◆ **Exercise instructions**: Collect each line of the records containing the string "description".

◆ **Task data**:
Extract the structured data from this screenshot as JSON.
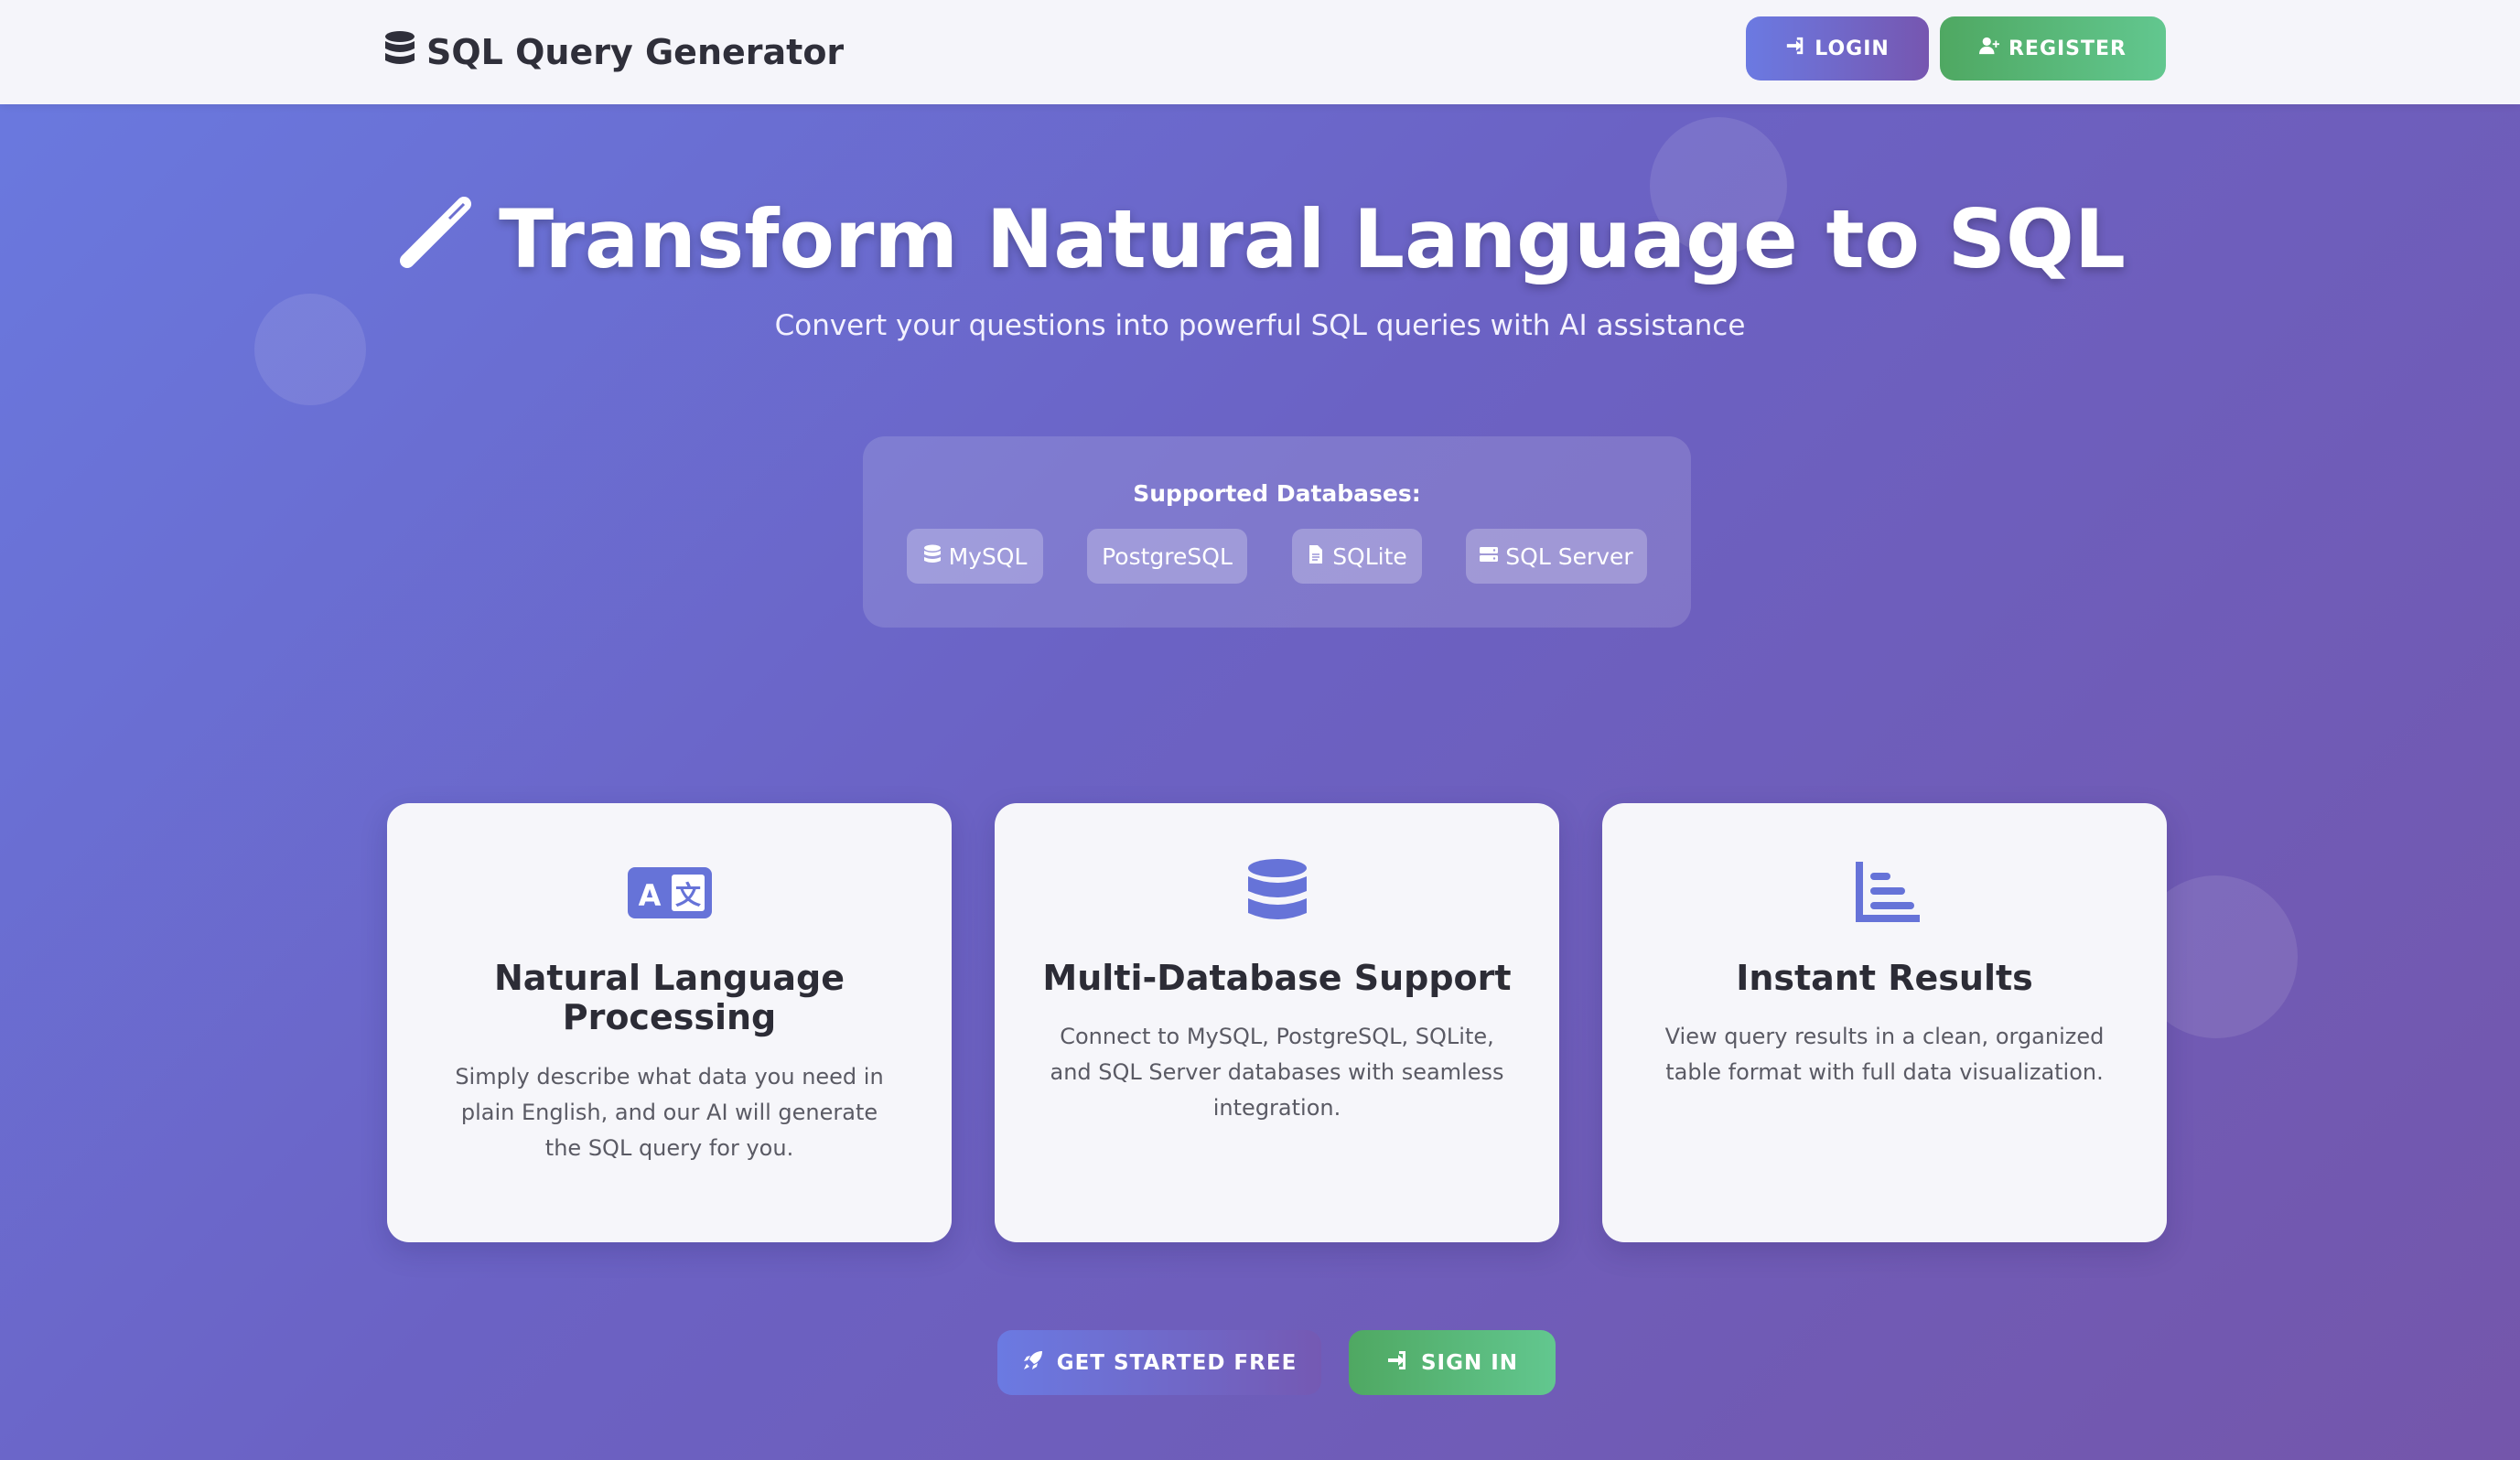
{
  "navbar": {
    "brand": "SQL Query Generator",
    "login_label": "LOGIN",
    "register_label": "REGISTER"
  },
  "hero": {
    "title": "Transform Natural Language to SQL",
    "subtitle": "Convert your questions into powerful SQL queries with AI assistance"
  },
  "databases": {
    "title": "Supported Databases:",
    "items": [
      {
        "label": "MySQL",
        "icon": "database-icon"
      },
      {
        "label": "PostgreSQL",
        "icon": ""
      },
      {
        "label": "SQLite",
        "icon": "file-icon"
      },
      {
        "label": "SQL Server",
        "icon": "server-icon"
      }
    ]
  },
  "features": [
    {
      "icon": "language-icon",
      "title": "Natural Language Processing",
      "description": "Simply describe what data you need in plain English, and our AI will generate the SQL query for you."
    },
    {
      "icon": "database-icon",
      "title": "Multi-Database Support",
      "description": "Connect to MySQL, PostgreSQL, SQLite, and SQL Server databases with seamless integration."
    },
    {
      "icon": "chart-bar-icon",
      "title": "Instant Results",
      "description": "View query results in a clean, organized table format with full data visualization."
    }
  ],
  "cta": {
    "get_started_label": "GET STARTED FREE",
    "sign_in_label": "SIGN IN"
  },
  "colors": {
    "accent_purple": "#6b7ae2",
    "accent_green": "#5cb878",
    "icon_color": "#6673d8"
  }
}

◆ **The output**:
      "description": "Simply describe what data you need in plain English, and our AI will generate the SQL query for you."
      "description": "Connect to MySQL, PostgreSQL, SQLite, and SQL Server databases with seamless integration."
      "description": "View query results in a clean, organized table format with full data visualization."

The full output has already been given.